- _SHORT PROBLEM_: Copy every line from the records below that holds the word "Total".

----

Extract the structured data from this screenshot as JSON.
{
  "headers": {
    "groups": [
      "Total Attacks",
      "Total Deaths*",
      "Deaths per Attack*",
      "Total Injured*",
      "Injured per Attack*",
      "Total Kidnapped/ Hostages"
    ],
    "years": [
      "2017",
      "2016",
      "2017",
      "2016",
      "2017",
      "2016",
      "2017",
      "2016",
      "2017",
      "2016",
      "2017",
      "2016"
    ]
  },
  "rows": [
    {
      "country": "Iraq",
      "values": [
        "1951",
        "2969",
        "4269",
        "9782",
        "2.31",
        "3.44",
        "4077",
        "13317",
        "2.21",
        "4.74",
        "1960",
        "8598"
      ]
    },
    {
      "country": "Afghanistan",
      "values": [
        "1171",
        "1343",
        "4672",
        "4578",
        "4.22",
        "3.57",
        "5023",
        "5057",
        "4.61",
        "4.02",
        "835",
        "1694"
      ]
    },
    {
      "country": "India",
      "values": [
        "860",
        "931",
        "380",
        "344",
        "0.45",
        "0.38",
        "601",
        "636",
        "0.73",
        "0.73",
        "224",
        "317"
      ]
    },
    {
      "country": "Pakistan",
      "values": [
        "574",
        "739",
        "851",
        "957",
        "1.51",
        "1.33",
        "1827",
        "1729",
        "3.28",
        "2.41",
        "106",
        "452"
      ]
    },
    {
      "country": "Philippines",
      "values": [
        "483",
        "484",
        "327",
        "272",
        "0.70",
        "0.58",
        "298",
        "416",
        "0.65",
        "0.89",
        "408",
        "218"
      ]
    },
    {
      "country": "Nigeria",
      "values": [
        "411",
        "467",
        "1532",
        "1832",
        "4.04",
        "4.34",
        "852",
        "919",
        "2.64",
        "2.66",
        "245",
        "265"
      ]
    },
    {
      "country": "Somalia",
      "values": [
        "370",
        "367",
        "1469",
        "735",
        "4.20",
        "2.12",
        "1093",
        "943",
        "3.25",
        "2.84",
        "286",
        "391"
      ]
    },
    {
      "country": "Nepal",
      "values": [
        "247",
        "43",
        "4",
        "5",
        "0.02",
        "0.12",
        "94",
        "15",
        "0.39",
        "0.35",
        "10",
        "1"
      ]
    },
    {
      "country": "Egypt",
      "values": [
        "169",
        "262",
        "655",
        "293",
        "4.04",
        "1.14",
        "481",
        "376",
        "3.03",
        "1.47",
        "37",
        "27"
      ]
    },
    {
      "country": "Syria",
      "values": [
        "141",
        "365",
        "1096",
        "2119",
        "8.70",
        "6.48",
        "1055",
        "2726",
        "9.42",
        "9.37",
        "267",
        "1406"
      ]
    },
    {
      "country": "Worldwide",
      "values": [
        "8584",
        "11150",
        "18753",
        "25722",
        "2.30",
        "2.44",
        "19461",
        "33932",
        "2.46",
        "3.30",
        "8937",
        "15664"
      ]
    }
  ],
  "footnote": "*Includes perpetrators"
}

----

- _PROBLEM SOLUTION_:
      "Total Attacks",
      "Total Deaths*",
      "Total Injured*",
      "Total Kidnapped/ Hostages"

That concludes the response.